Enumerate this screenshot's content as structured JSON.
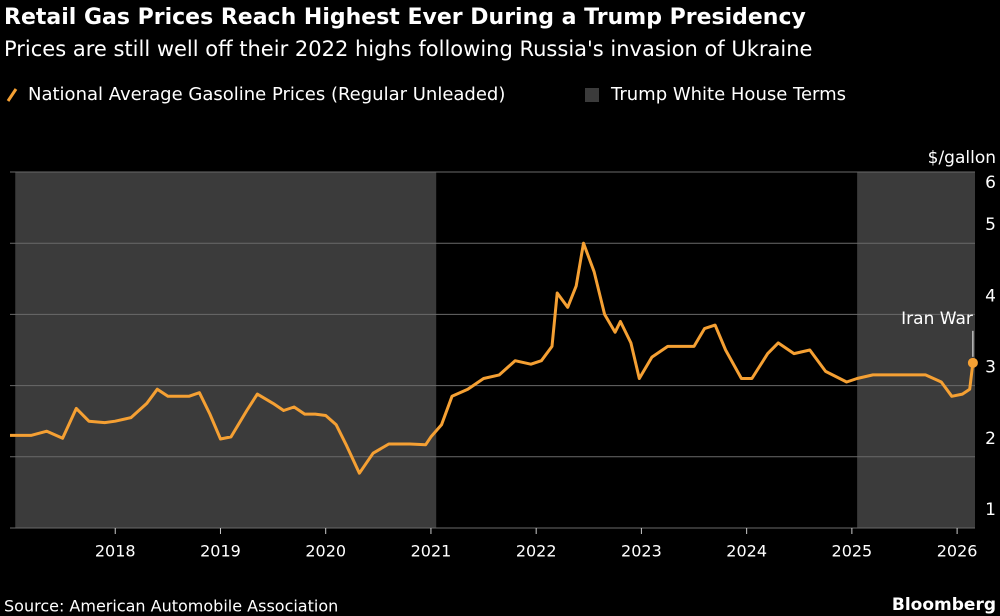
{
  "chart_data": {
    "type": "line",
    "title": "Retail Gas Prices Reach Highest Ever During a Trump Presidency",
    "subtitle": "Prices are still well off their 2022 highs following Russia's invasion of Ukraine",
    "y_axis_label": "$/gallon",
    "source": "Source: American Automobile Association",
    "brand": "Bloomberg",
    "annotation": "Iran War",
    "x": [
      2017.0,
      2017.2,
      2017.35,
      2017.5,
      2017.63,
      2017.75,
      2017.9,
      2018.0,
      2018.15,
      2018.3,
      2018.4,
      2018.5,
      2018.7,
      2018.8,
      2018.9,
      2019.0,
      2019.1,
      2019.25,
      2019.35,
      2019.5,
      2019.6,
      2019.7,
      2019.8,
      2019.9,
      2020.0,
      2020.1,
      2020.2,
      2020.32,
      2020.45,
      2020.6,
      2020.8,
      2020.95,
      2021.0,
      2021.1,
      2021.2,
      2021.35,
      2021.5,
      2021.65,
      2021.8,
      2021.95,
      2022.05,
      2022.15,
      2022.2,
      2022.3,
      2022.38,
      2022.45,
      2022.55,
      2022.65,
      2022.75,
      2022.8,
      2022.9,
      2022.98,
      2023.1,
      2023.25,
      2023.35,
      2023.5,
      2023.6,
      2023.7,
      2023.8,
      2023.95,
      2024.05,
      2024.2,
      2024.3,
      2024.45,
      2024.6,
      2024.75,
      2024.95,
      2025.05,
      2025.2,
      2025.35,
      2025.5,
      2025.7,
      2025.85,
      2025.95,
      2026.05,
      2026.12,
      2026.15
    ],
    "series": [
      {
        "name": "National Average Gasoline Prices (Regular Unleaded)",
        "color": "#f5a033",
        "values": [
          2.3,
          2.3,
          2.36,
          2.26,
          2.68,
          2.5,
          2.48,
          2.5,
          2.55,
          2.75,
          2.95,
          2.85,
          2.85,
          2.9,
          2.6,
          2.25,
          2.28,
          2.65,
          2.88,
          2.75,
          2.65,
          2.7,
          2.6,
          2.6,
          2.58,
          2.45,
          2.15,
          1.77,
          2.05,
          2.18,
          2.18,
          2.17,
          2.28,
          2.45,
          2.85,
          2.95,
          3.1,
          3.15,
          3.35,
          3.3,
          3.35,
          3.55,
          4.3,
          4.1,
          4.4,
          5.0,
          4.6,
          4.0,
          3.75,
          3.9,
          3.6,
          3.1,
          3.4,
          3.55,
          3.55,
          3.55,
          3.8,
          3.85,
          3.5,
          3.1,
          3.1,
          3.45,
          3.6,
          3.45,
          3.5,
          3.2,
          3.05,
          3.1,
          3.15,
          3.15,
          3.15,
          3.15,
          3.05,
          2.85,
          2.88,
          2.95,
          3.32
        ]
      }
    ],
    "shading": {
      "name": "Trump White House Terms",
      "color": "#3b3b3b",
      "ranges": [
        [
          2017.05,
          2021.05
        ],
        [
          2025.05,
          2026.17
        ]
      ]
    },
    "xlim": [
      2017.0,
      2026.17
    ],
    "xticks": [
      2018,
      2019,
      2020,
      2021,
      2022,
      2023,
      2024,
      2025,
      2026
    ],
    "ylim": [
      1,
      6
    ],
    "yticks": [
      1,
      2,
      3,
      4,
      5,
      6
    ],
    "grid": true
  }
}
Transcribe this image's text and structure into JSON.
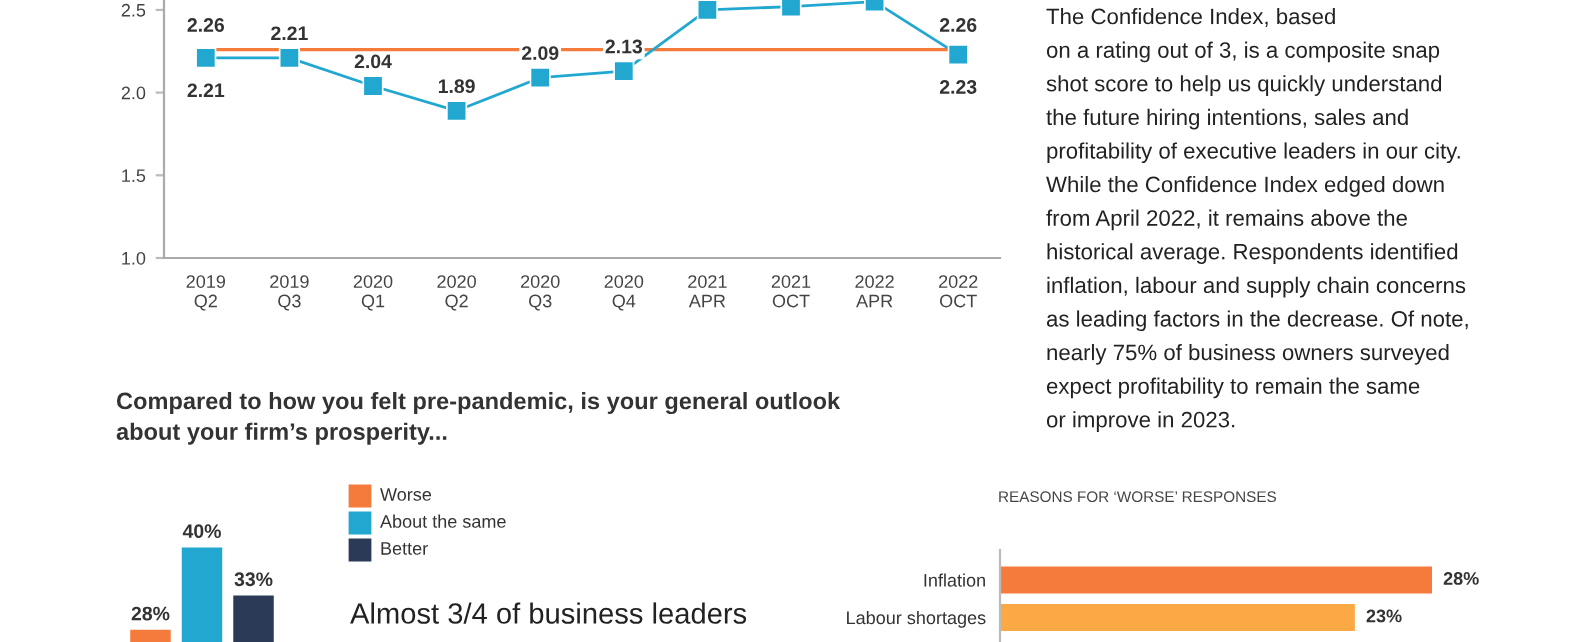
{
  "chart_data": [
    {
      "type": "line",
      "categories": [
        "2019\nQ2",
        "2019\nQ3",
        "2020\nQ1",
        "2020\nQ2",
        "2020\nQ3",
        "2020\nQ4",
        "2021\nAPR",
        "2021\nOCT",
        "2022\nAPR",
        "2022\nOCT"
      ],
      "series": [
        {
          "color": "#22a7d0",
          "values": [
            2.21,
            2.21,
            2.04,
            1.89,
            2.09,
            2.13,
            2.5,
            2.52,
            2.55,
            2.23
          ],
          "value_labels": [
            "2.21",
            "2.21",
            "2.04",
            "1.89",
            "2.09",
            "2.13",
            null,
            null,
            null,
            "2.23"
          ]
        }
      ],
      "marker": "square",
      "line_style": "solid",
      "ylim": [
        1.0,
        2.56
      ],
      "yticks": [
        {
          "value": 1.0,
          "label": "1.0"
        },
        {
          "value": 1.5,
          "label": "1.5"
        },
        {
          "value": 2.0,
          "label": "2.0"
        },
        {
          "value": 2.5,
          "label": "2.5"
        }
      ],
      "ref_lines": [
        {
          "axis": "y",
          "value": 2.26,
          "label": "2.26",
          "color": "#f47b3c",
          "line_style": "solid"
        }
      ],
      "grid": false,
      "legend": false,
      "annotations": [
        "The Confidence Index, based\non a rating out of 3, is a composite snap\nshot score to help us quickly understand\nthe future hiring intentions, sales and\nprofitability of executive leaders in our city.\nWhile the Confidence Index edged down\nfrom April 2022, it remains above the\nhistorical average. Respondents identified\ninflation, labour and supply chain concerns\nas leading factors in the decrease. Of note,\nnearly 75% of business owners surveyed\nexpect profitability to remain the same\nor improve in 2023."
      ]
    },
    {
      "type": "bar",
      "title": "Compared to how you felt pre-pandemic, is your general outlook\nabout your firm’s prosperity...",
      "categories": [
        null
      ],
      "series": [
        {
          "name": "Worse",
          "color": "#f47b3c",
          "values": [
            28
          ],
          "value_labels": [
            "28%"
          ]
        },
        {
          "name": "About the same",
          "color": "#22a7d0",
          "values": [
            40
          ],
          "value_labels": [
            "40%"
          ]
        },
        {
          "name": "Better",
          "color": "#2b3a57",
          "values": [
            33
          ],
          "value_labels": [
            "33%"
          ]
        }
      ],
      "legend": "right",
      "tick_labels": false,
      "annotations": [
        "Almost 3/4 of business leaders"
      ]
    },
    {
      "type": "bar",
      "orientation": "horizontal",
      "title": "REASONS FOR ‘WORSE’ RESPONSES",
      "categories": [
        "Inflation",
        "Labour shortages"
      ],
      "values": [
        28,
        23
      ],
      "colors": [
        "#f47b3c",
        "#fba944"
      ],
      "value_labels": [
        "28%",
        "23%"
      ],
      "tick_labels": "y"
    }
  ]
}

########################################

▶ _Given request_:
Report every line containing the word "false" from the listing above.

▶ _Response to the task_:
      "grid": false,
      "legend": false,
      "tick_labels": false,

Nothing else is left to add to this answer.